* What to work on
Write every entry out again exactly, please, and skip the pictures.

____ Entries shown

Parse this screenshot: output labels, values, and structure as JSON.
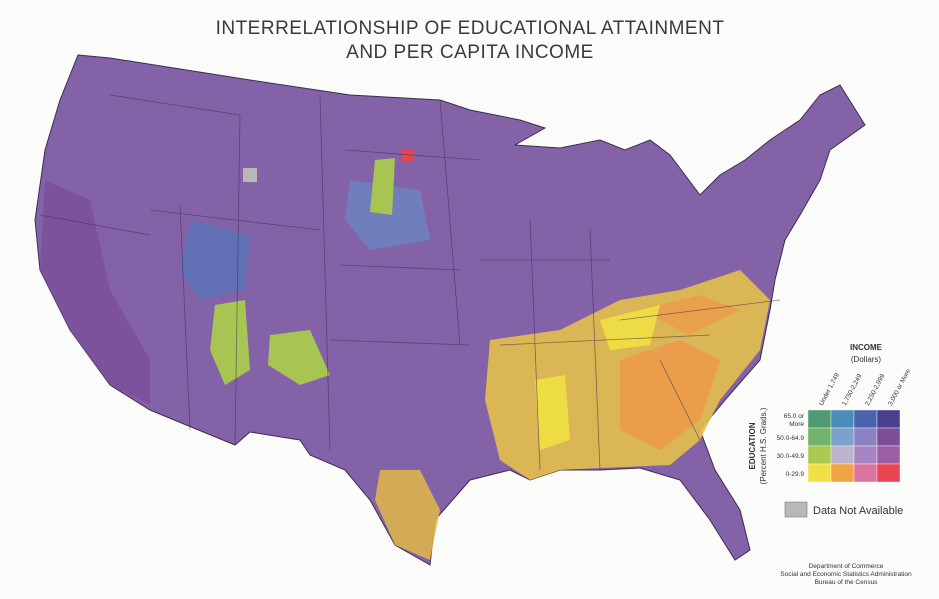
{
  "title": [
    "INTERRELATIONSHIP OF EDUCATIONAL ATTAINMENT",
    "AND PER CAPITA INCOME"
  ],
  "legend": {
    "income_title": "INCOME",
    "income_unit": "(Dollars)",
    "education_title": "EDUCATION",
    "education_unit": "(Percent H.S. Grads.)",
    "columns": [
      "Under 1,749",
      "1,750-2,249",
      "2,250-2,999",
      "3,000 or More"
    ],
    "rows": [
      [
        "65.0 or",
        "More"
      ],
      [
        "50.0-64.9"
      ],
      [
        "30.0-49.9"
      ],
      [
        "0-29.9"
      ]
    ],
    "colors": [
      [
        "#4f9a72",
        "#4c8cb8",
        "#4764ac",
        "#4a3f8c"
      ],
      [
        "#72b46c",
        "#7aa2cc",
        "#8a82c2",
        "#7a4f98"
      ],
      [
        "#acc852",
        "#bcb4cc",
        "#a586c2",
        "#9c5ea2"
      ],
      [
        "#f0e044",
        "#f0a444",
        "#dc74a2",
        "#e84452"
      ]
    ],
    "na_label": "Data Not Available",
    "na_color": "#b8b8b8"
  },
  "credits": [
    "Department of Commerce",
    "Social and Economic Statistics Administration",
    "Bureau of the Census"
  ]
}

________

* Solution for this exercise
Parse this screenshot: output labels, values, and structure as JSON.
{
  "title": [
    "INTERRELATIONSHIP OF EDUCATIONAL ATTAINMENT",
    "AND PER CAPITA INCOME"
  ],
  "legend": {
    "income_title": "INCOME",
    "income_unit": "(Dollars)",
    "education_title": "EDUCATION",
    "education_unit": "(Percent H.S. Grads.)",
    "columns": [
      "Under 1,749",
      "1,750-2,249",
      "2,250-2,999",
      "3,000 or More"
    ],
    "rows": [
      [
        "65.0 or",
        "More"
      ],
      [
        "50.0-64.9"
      ],
      [
        "30.0-49.9"
      ],
      [
        "0-29.9"
      ]
    ],
    "colors": [
      [
        "#4f9a72",
        "#4c8cb8",
        "#4764ac",
        "#4a3f8c"
      ],
      [
        "#72b46c",
        "#7aa2cc",
        "#8a82c2",
        "#7a4f98"
      ],
      [
        "#acc852",
        "#bcb4cc",
        "#a586c2",
        "#9c5ea2"
      ],
      [
        "#f0e044",
        "#f0a444",
        "#dc74a2",
        "#e84452"
      ]
    ],
    "na_label": "Data Not Available",
    "na_color": "#b8b8b8"
  },
  "credits": [
    "Department of Commerce",
    "Social and Economic Statistics Administration",
    "Bureau of the Census"
  ]
}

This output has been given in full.